WORK TO COMPLETE - Set down all of the entries word for word, omitting the images they contain.

** Begin GIVEN INFORMATION **

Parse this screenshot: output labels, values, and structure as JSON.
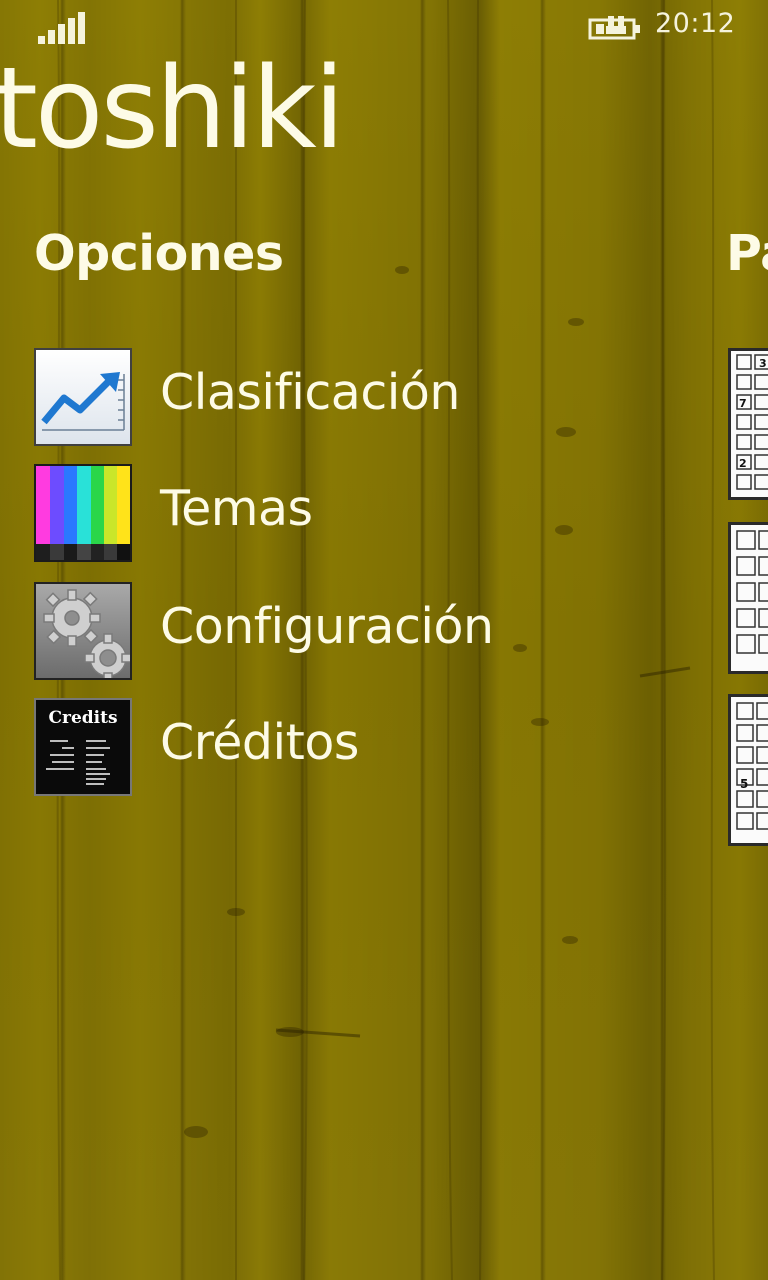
{
  "status_bar": {
    "time": "20:12",
    "signal_icon": "signal-bars-icon",
    "battery_icon": "battery-charging-icon"
  },
  "app": {
    "title": "toshiki"
  },
  "options_section": {
    "header": "Opciones",
    "items": [
      {
        "label": "Clasificación",
        "icon": "ranking-chart-icon"
      },
      {
        "label": "Temas",
        "icon": "color-bars-icon"
      },
      {
        "label": "Configuración",
        "icon": "gears-icon"
      },
      {
        "label": "Créditos",
        "icon": "credits-icon",
        "icon_text": "Credits"
      }
    ]
  },
  "next_section": {
    "header": "Pa",
    "puzzles": [
      {
        "clues": [
          "3",
          "7",
          "2"
        ]
      },
      {
        "clues": []
      },
      {
        "clues": [
          "5"
        ]
      }
    ]
  },
  "colors": {
    "background": "#8a7a06",
    "text": "#fdfbe6"
  }
}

** End GIVEN INFORMATION **

WRITTEN SOLUTION -
Parse this screenshot: output labels, values, and structure as JSON.
{
  "status_bar": {
    "time": "20:12",
    "signal_icon": "signal-bars-icon",
    "battery_icon": "battery-charging-icon"
  },
  "app": {
    "title": "toshiki"
  },
  "options_section": {
    "header": "Opciones",
    "items": [
      {
        "label": "Clasificación",
        "icon": "ranking-chart-icon"
      },
      {
        "label": "Temas",
        "icon": "color-bars-icon"
      },
      {
        "label": "Configuración",
        "icon": "gears-icon"
      },
      {
        "label": "Créditos",
        "icon": "credits-icon",
        "icon_text": "Credits"
      }
    ]
  },
  "next_section": {
    "header": "Pa",
    "puzzles": [
      {
        "clues": [
          "3",
          "7",
          "2"
        ]
      },
      {
        "clues": []
      },
      {
        "clues": [
          "5"
        ]
      }
    ]
  },
  "colors": {
    "background": "#8a7a06",
    "text": "#fdfbe6"
  }
}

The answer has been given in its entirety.